#### INSTRUCTION
Your answer should be one number: how many lines of the data include the string "给孩子们书"?

#### ENTRIES SUPPLIED
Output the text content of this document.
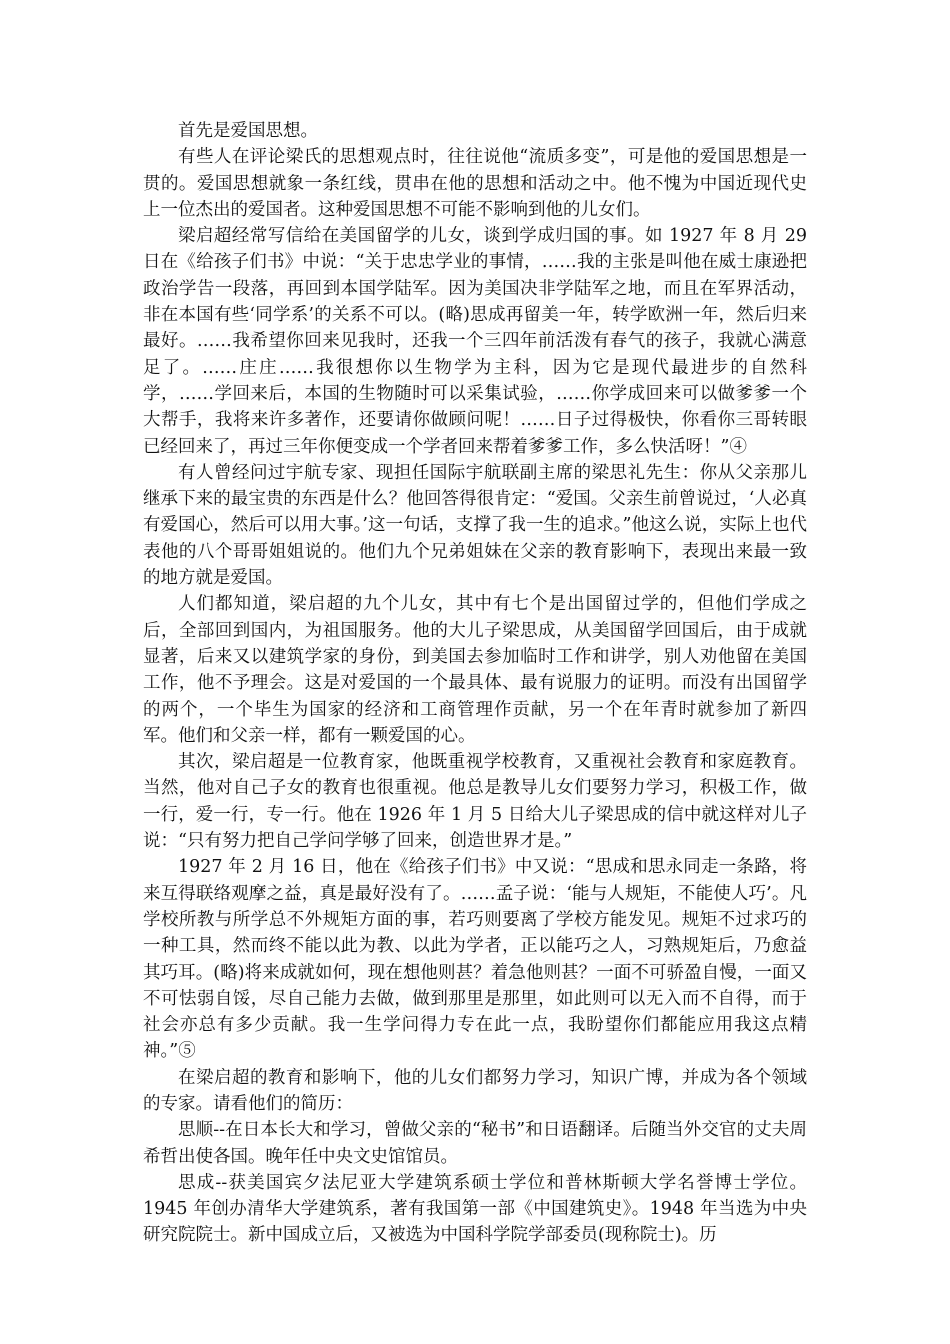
首先是爱国思想。

有些人在评论梁氏的思想观点时，往往说他“流质多变”，可是他的爱国思想是一贯的。爱国思想就象一条红线，贯串在他的思想和活动之中。他不愧为中国近现代史上一位杰出的爱国者。这种爱国思想不可能不影响到他的儿女们。

梁启超经常写信给在美国留学的儿女，谈到学成归国的事。如 1927 年 8 月 29 日在《给孩子们书》中说：“关于忠忠学业的事情，……我的主张是叫他在威士康逊把政治学告一段落，再回到本国学陆军。因为美国决非学陆军之地，而且在军界活动，非在本国有些‘同学系’的关系不可以。(略)思成再留美一年，转学欧洲一年，然后归来最好。……我希望你回来见我时，还我一个三四年前活泼有春气的孩子，我就心满意足了。……庄庄……我很想你以生物学为主科，因为它是现代最进步的自然科学，……学回来后，本国的生物随时可以采集试验，……你学成回来可以做爹爹一个大帮手，我将来许多著作，还要请你做顾问呢！……日子过得极快，你看你三哥转眼已经回来了，再过三年你便变成一个学者回来帮着爹爹工作，多么快活呀！”④

有人曾经问过宇航专家、现担任国际宇航联副主席的梁思礼先生：你从父亲那儿继承下来的最宝贵的东西是什么？他回答得很肯定：“爱国。父亲生前曾说过，‘人必真有爱国心，然后可以用大事。’这一句话，支撑了我一生的追求。”他这么说，实际上也代表他的八个哥哥姐姐说的。他们九个兄弟姐妹在父亲的教育影响下，表现出来最一致的地方就是爱国。

人们都知道，梁启超的九个儿女，其中有七个是出国留过学的，但他们学成之后，全部回到国内，为祖国服务。他的大儿子梁思成，从美国留学回国后，由于成就显著，后来又以建筑学家的身份，到美国去参加临时工作和讲学，别人劝他留在美国工作，他不予理会。这是对爱国的一个最具体、最有说服力的证明。而没有出国留学的两个，一个毕生为国家的经济和工商管理作贡献，另一个在年青时就参加了新四军。他们和父亲一样，都有一颗爱国的心。

其次，梁启超是一位教育家，他既重视学校教育，又重视社会教育和家庭教育。当然，他对自己子女的教育也很重视。他总是教导儿女们要努力学习，积极工作，做一行，爱一行，专一行。他在 1926 年 1 月 5 日给大儿子梁思成的信中就这样对儿子说：“只有努力把自己学问学够了回来，创造世界才是。”

1927 年 2 月 16 日，他在《给孩子们书》中又说：“思成和思永同走一条路，将来互得联络观摩之益，真是最好没有了。……孟子说：‘能与人规矩，不能使人巧’。凡学校所教与所学总不外规矩方面的事，若巧则要离了学校方能发见。规矩不过求巧的一种工具，然而终不能以此为教、以此为学者，正以能巧之人，习熟规矩后，乃愈益其巧耳。(略)将来成就如何，现在想他则甚？着急他则甚？一面不可骄盈自慢，一面又不可怯弱自馁，尽自己能力去做，做到那里是那里，如此则可以无入而不自得，而于社会亦总有多少贡献。我一生学问得力专在此一点，我盼望你们都能应用我这点精神。”⑤

在梁启超的教育和影响下，他的儿女们都努力学习，知识广博，并成为各个领域的专家。请看他们的简历：

思顺--在日本长大和学习，曾做父亲的“秘书”和日语翻译。后随当外交官的丈夫周希哲出使各国。晚年任中央文史馆馆员。

思成--获美国宾夕法尼亚大学建筑系硕士学位和普林斯顿大学名誉博士学位。1945 年创办清华大学建筑系，著有我国第一部《中国建筑史》。1948 年当选为中央研究院院士。新中国成立后，又被选为中国科学院学部委员(现称院士)。历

#### OUTPUT OF THE EXERCISE
2